= Stated problem =
Search the material for the string "TiO₂", then return every line where it is found.

= Dataset content =
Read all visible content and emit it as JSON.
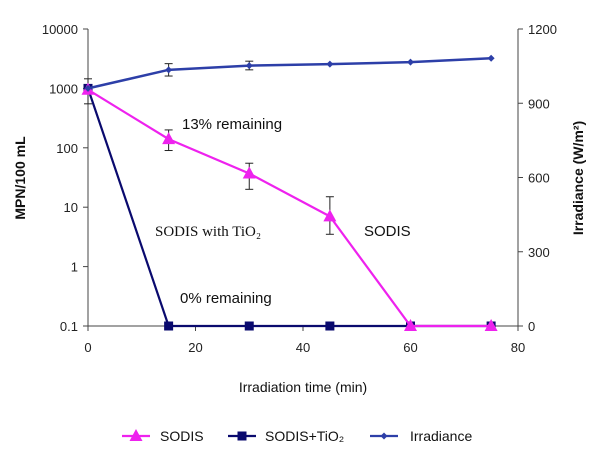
{
  "chart_data": {
    "type": "line",
    "xlabel": "Irradiation time (min)",
    "ylabel_left": "MPN/100 mL",
    "ylabel_right": "Irradiance (W/m²)",
    "xlim": [
      0,
      80
    ],
    "x_ticks": [
      "0",
      "20",
      "40",
      "60",
      "80"
    ],
    "ylim_left": [
      0.1,
      10000
    ],
    "y_left_scale": "log",
    "y_left_ticks": [
      "0.1",
      "1",
      "10",
      "100",
      "1000",
      "10000"
    ],
    "ylim_right": [
      0,
      1200
    ],
    "y_right_ticks": [
      "0",
      "300",
      "600",
      "900",
      "1200"
    ],
    "grid": false,
    "legend_position": "bottom",
    "series": [
      {
        "name": "SODIS",
        "axis": "left",
        "color": "#ee22ee",
        "marker": "triangle",
        "x": [
          0,
          15,
          30,
          45,
          60,
          75
        ],
        "y": [
          950,
          140,
          37,
          7,
          0.1,
          0.1
        ],
        "err_low": [
          null,
          90,
          20,
          3.5,
          null,
          null
        ],
        "err_high": [
          null,
          200,
          55,
          15,
          null,
          null
        ]
      },
      {
        "name": "SODIS+TiO₂",
        "axis": "left",
        "color": "#0a0a6e",
        "marker": "square",
        "x": [
          0,
          15,
          30,
          45,
          60,
          75
        ],
        "y": [
          1000,
          0.1,
          0.1,
          0.1,
          0.1,
          0.1
        ],
        "err_low": [
          550,
          null,
          null,
          null,
          null,
          null
        ],
        "err_high": [
          1450,
          null,
          null,
          null,
          null,
          null
        ]
      },
      {
        "name": "Irradiance",
        "axis": "right",
        "color": "#2d3fa8",
        "marker": "small-diamond",
        "x": [
          0,
          15,
          30,
          45,
          60,
          75
        ],
        "y": [
          960,
          1035,
          1052,
          1058,
          1066,
          1082
        ],
        "err_low": [
          null,
          1010,
          1035,
          null,
          null,
          null
        ],
        "err_high": [
          null,
          1060,
          1070,
          null,
          null,
          null
        ]
      }
    ],
    "annotations": [
      {
        "text": "13% remaining"
      },
      {
        "text": "SODIS with TiO₂"
      },
      {
        "text": "SODIS"
      },
      {
        "text": "0% remaining"
      }
    ]
  }
}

= Problem solution =
        "name": "SODIS+TiO₂",
        "text": "SODIS with TiO₂"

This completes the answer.